**Task requirements**
Using the listing below, report all lines holding the word "Theo".

**Records for processing**
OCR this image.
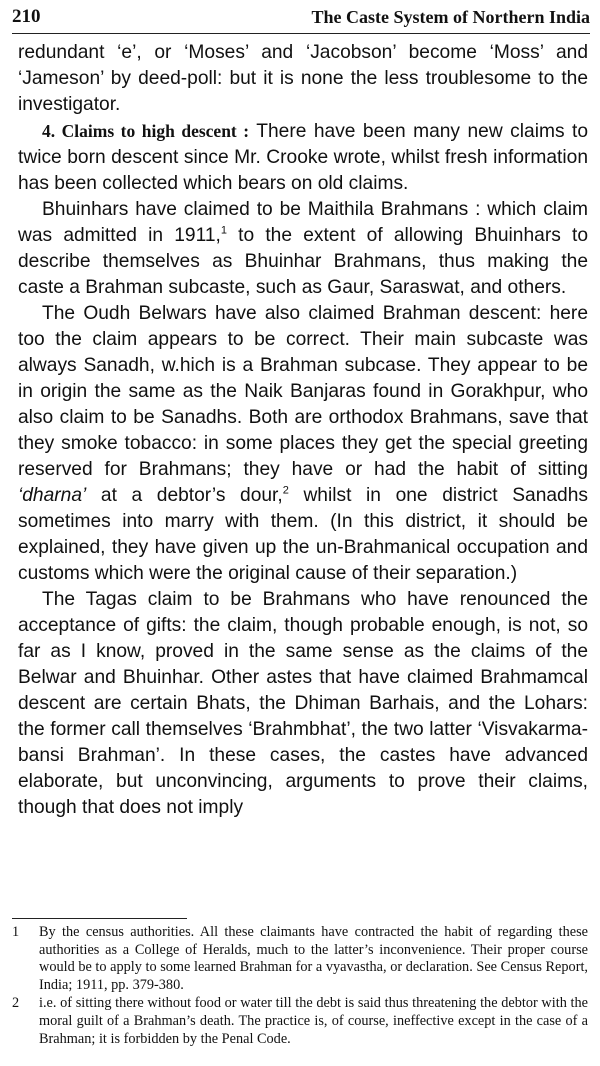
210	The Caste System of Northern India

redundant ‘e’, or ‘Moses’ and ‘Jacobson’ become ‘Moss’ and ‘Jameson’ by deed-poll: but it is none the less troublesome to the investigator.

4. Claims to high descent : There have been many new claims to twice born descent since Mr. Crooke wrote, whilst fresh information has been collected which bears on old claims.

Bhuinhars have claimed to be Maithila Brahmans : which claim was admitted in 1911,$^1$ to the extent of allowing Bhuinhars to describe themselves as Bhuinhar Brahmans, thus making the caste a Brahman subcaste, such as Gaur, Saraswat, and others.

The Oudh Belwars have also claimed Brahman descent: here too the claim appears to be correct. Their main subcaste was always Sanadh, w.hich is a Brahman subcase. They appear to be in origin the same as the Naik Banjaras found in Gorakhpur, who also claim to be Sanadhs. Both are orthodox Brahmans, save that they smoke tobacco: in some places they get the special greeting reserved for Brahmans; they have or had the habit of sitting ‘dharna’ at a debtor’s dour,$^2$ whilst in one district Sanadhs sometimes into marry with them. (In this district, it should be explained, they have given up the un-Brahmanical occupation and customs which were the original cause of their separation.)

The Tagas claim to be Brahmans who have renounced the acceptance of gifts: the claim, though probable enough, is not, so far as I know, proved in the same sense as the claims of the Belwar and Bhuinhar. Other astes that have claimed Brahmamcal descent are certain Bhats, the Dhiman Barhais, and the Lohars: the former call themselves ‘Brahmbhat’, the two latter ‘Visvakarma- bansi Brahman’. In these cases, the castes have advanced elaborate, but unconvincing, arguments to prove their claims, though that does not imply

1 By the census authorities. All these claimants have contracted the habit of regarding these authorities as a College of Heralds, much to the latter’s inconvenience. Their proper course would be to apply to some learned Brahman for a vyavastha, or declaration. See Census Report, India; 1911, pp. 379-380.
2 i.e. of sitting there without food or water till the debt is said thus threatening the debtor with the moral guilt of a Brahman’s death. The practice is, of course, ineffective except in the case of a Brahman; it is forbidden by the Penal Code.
* * *
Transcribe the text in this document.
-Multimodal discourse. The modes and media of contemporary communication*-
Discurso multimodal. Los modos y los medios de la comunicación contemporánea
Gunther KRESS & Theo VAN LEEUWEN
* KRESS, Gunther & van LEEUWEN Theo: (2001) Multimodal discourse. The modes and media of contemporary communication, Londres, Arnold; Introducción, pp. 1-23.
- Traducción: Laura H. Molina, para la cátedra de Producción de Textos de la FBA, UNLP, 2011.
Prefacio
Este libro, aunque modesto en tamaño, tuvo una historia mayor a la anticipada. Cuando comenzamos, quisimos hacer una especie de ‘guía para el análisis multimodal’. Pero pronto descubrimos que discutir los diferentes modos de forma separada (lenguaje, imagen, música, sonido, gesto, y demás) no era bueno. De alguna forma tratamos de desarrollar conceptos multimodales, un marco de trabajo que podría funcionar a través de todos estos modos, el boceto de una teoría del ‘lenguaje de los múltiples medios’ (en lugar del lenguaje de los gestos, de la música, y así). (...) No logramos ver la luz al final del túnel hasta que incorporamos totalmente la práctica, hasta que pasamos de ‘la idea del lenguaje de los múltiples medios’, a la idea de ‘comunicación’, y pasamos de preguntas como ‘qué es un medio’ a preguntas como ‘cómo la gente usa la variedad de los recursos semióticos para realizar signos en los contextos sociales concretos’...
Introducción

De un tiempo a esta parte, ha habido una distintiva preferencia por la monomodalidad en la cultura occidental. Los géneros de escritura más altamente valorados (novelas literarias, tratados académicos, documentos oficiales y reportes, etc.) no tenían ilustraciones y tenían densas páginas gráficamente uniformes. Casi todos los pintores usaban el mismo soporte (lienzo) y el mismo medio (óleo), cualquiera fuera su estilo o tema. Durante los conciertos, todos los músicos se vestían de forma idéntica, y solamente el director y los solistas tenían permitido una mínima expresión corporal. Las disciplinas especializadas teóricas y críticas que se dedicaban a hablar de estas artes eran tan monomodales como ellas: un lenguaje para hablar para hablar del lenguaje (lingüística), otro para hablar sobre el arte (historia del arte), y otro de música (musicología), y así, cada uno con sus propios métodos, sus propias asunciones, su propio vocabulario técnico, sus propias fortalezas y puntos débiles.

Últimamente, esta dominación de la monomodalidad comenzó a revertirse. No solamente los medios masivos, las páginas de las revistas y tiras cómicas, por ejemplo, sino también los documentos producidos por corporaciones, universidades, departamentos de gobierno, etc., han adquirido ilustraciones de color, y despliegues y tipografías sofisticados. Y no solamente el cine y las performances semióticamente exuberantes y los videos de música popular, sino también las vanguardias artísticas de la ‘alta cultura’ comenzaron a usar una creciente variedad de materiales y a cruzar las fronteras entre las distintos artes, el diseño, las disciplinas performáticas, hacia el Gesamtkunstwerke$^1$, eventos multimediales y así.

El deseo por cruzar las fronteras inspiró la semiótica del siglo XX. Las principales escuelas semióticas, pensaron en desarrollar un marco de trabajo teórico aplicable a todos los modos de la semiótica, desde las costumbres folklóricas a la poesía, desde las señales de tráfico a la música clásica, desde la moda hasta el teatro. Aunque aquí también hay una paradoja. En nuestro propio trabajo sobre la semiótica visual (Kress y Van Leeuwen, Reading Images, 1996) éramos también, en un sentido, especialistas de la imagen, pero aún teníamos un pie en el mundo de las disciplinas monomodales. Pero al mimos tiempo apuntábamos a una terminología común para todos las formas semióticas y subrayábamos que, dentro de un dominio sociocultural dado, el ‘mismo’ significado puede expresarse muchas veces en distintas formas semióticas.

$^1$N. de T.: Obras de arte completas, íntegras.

**Exercise output**
Gunther KRESS & Theo VAN LEEUWEN
* KRESS, Gunther & van LEEUWEN Theo: (2001) Multimodal discourse. The modes and media of contemporary communication, Londres, Arnold; Introducción, pp. 1-23.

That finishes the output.